> [TO BE DONE]
List each line of the data that holds the string "Area".
---------- THE RECORDS ----------
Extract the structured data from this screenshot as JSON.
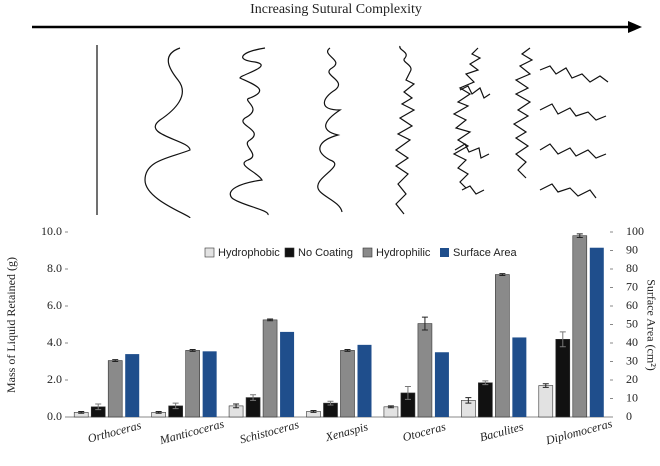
{
  "header": {
    "title": "Increasing Sutural Complexity"
  },
  "chart_data": {
    "type": "bar",
    "categories": [
      "Orthoceras",
      "Manticoceras",
      "Schistoceras",
      "Xenaspis",
      "Otoceras",
      "Baculites",
      "Diplomoceras"
    ],
    "series": [
      {
        "name": "Hydrophobic",
        "color": "#e2e2e2",
        "values": [
          0.25,
          0.25,
          0.6,
          0.3,
          0.55,
          0.9,
          1.7
        ],
        "errors": [
          0.05,
          0.05,
          0.1,
          0.05,
          0.05,
          0.15,
          0.1
        ]
      },
      {
        "name": "No Coating",
        "color": "#111111",
        "values": [
          0.55,
          0.6,
          1.05,
          0.75,
          1.3,
          1.85,
          4.2
        ],
        "errors": [
          0.15,
          0.15,
          0.15,
          0.1,
          0.35,
          0.1,
          0.4
        ]
      },
      {
        "name": "Hydrophilic",
        "color": "#8a8a8a",
        "values": [
          3.05,
          3.6,
          5.25,
          3.6,
          5.05,
          7.7,
          9.8
        ],
        "errors": [
          0.05,
          0.05,
          0.05,
          0.05,
          0.35,
          0.05,
          0.1
        ]
      },
      {
        "name": "Surface Area",
        "color": "#1f4e8c",
        "axis": "y2",
        "values": [
          34,
          35.5,
          46,
          39,
          35,
          43,
          91.5
        ]
      }
    ],
    "ylabel": "Mass of Liquid Retained (g)",
    "y2label": "Surface Area (cm²)",
    "ylim": [
      0,
      10
    ],
    "yticks": [
      {
        "value": 0,
        "label": "0.0"
      },
      {
        "value": 2,
        "label": "2.0"
      },
      {
        "value": 4,
        "label": "4.0"
      },
      {
        "value": 6,
        "label": "6.0"
      },
      {
        "value": 8,
        "label": "8.0"
      },
      {
        "value": 10,
        "label": "10.0"
      }
    ],
    "y2lim": [
      0,
      100
    ],
    "y2ticks": [
      0,
      10,
      20,
      30,
      40,
      50,
      60,
      70,
      80,
      90,
      100
    ],
    "legend": "top"
  }
}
----------
> [RIGHT ANSWER]
        "name": "Surface Area",
    "y2label": "Surface Area (cm²)",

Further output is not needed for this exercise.